- EXERCISE GOAL: Repeat the material below exactly, line for line.

** BEGIN DATA PROVIDED **

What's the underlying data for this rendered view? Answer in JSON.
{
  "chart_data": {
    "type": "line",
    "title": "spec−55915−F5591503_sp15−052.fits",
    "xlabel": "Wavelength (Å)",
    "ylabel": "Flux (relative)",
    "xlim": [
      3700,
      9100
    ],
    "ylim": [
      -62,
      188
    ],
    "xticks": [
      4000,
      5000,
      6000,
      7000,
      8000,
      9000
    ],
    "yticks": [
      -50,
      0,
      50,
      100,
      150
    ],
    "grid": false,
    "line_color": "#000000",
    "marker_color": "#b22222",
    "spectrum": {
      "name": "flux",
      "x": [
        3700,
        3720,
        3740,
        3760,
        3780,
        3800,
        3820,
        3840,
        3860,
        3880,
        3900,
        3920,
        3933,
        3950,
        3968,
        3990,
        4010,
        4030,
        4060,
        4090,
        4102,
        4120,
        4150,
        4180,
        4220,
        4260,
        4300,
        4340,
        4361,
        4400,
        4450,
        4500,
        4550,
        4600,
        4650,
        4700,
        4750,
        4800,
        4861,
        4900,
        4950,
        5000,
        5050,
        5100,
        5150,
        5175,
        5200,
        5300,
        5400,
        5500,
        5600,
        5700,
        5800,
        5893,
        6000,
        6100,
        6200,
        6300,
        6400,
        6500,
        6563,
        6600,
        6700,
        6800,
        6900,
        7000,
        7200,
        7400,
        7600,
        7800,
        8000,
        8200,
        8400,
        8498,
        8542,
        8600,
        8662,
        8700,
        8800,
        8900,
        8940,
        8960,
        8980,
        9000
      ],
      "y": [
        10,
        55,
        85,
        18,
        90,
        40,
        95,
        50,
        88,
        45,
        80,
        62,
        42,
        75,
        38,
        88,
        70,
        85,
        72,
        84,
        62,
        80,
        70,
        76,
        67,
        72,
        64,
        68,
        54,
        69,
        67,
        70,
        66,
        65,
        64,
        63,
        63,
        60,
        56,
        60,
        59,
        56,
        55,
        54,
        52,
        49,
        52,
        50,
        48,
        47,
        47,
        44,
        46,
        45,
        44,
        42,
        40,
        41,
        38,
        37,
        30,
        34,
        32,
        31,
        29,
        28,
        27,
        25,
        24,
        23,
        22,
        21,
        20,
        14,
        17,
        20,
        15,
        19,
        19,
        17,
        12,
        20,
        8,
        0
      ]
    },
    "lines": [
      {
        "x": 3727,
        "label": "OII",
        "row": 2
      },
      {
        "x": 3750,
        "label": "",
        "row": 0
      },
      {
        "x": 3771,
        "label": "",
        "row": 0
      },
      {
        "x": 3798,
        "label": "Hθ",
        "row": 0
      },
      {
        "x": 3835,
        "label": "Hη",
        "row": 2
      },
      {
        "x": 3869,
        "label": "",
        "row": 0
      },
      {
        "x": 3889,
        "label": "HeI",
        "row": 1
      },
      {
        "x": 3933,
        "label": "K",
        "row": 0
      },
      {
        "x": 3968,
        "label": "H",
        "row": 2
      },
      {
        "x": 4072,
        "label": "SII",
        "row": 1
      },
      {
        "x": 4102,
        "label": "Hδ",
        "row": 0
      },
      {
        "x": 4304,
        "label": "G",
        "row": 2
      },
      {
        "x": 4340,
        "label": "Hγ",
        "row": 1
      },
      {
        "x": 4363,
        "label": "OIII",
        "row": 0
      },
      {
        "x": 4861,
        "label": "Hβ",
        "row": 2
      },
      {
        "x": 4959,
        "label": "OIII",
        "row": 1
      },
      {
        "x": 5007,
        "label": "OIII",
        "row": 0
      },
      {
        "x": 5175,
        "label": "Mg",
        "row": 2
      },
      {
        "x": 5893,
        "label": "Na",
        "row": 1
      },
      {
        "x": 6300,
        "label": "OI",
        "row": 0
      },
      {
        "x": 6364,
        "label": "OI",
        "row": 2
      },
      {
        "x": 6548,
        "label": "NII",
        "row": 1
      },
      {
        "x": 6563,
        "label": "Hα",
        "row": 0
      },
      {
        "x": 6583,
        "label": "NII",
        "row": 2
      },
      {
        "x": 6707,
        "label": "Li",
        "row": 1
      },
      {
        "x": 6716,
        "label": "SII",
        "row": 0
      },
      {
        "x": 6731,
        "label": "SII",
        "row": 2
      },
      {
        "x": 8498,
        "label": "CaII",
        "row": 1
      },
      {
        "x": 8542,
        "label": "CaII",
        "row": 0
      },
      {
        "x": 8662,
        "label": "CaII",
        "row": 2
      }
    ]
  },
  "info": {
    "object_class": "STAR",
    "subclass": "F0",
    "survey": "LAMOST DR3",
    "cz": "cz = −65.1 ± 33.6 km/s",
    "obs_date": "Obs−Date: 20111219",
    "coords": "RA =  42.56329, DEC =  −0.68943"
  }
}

** END DATA PROVIDED **

- ANSWER TO THIS TASK:
What's the underlying data for this rendered view? Answer in JSON.
{
  "chart_data": {
    "type": "line",
    "title": "spec−55915−F5591503_sp15−052.fits",
    "xlabel": "Wavelength (Å)",
    "ylabel": "Flux (relative)",
    "xlim": [
      3700,
      9100
    ],
    "ylim": [
      -62,
      188
    ],
    "xticks": [
      4000,
      5000,
      6000,
      7000,
      8000,
      9000
    ],
    "yticks": [
      -50,
      0,
      50,
      100,
      150
    ],
    "grid": false,
    "line_color": "#000000",
    "marker_color": "#b22222",
    "spectrum": {
      "name": "flux",
      "x": [
        3700,
        3720,
        3740,
        3760,
        3780,
        3800,
        3820,
        3840,
        3860,
        3880,
        3900,
        3920,
        3933,
        3950,
        3968,
        3990,
        4010,
        4030,
        4060,
        4090,
        4102,
        4120,
        4150,
        4180,
        4220,
        4260,
        4300,
        4340,
        4361,
        4400,
        4450,
        4500,
        4550,
        4600,
        4650,
        4700,
        4750,
        4800,
        4861,
        4900,
        4950,
        5000,
        5050,
        5100,
        5150,
        5175,
        5200,
        5300,
        5400,
        5500,
        5600,
        5700,
        5800,
        5893,
        6000,
        6100,
        6200,
        6300,
        6400,
        6500,
        6563,
        6600,
        6700,
        6800,
        6900,
        7000,
        7200,
        7400,
        7600,
        7800,
        8000,
        8200,
        8400,
        8498,
        8542,
        8600,
        8662,
        8700,
        8800,
        8900,
        8940,
        8960,
        8980,
        9000
      ],
      "y": [
        10,
        55,
        85,
        18,
        90,
        40,
        95,
        50,
        88,
        45,
        80,
        62,
        42,
        75,
        38,
        88,
        70,
        85,
        72,
        84,
        62,
        80,
        70,
        76,
        67,
        72,
        64,
        68,
        54,
        69,
        67,
        70,
        66,
        65,
        64,
        63,
        63,
        60,
        56,
        60,
        59,
        56,
        55,
        54,
        52,
        49,
        52,
        50,
        48,
        47,
        47,
        44,
        46,
        45,
        44,
        42,
        40,
        41,
        38,
        37,
        30,
        34,
        32,
        31,
        29,
        28,
        27,
        25,
        24,
        23,
        22,
        21,
        20,
        14,
        17,
        20,
        15,
        19,
        19,
        17,
        12,
        20,
        8,
        0
      ]
    },
    "lines": [
      {
        "x": 3727,
        "label": "OII",
        "row": 2
      },
      {
        "x": 3750,
        "label": "",
        "row": 0
      },
      {
        "x": 3771,
        "label": "",
        "row": 0
      },
      {
        "x": 3798,
        "label": "Hθ",
        "row": 0
      },
      {
        "x": 3835,
        "label": "Hη",
        "row": 2
      },
      {
        "x": 3869,
        "label": "",
        "row": 0
      },
      {
        "x": 3889,
        "label": "HeI",
        "row": 1
      },
      {
        "x": 3933,
        "label": "K",
        "row": 0
      },
      {
        "x": 3968,
        "label": "H",
        "row": 2
      },
      {
        "x": 4072,
        "label": "SII",
        "row": 1
      },
      {
        "x": 4102,
        "label": "Hδ",
        "row": 0
      },
      {
        "x": 4304,
        "label": "G",
        "row": 2
      },
      {
        "x": 4340,
        "label": "Hγ",
        "row": 1
      },
      {
        "x": 4363,
        "label": "OIII",
        "row": 0
      },
      {
        "x": 4861,
        "label": "Hβ",
        "row": 2
      },
      {
        "x": 4959,
        "label": "OIII",
        "row": 1
      },
      {
        "x": 5007,
        "label": "OIII",
        "row": 0
      },
      {
        "x": 5175,
        "label": "Mg",
        "row": 2
      },
      {
        "x": 5893,
        "label": "Na",
        "row": 1
      },
      {
        "x": 6300,
        "label": "OI",
        "row": 0
      },
      {
        "x": 6364,
        "label": "OI",
        "row": 2
      },
      {
        "x": 6548,
        "label": "NII",
        "row": 1
      },
      {
        "x": 6563,
        "label": "Hα",
        "row": 0
      },
      {
        "x": 6583,
        "label": "NII",
        "row": 2
      },
      {
        "x": 6707,
        "label": "Li",
        "row": 1
      },
      {
        "x": 6716,
        "label": "SII",
        "row": 0
      },
      {
        "x": 6731,
        "label": "SII",
        "row": 2
      },
      {
        "x": 8498,
        "label": "CaII",
        "row": 1
      },
      {
        "x": 8542,
        "label": "CaII",
        "row": 0
      },
      {
        "x": 8662,
        "label": "CaII",
        "row": 2
      }
    ]
  },
  "info": {
    "object_class": "STAR",
    "subclass": "F0",
    "survey": "LAMOST DR3",
    "cz": "cz = −65.1 ± 33.6 km/s",
    "obs_date": "Obs−Date: 20111219",
    "coords": "RA =  42.56329, DEC =  −0.68943"
  }
}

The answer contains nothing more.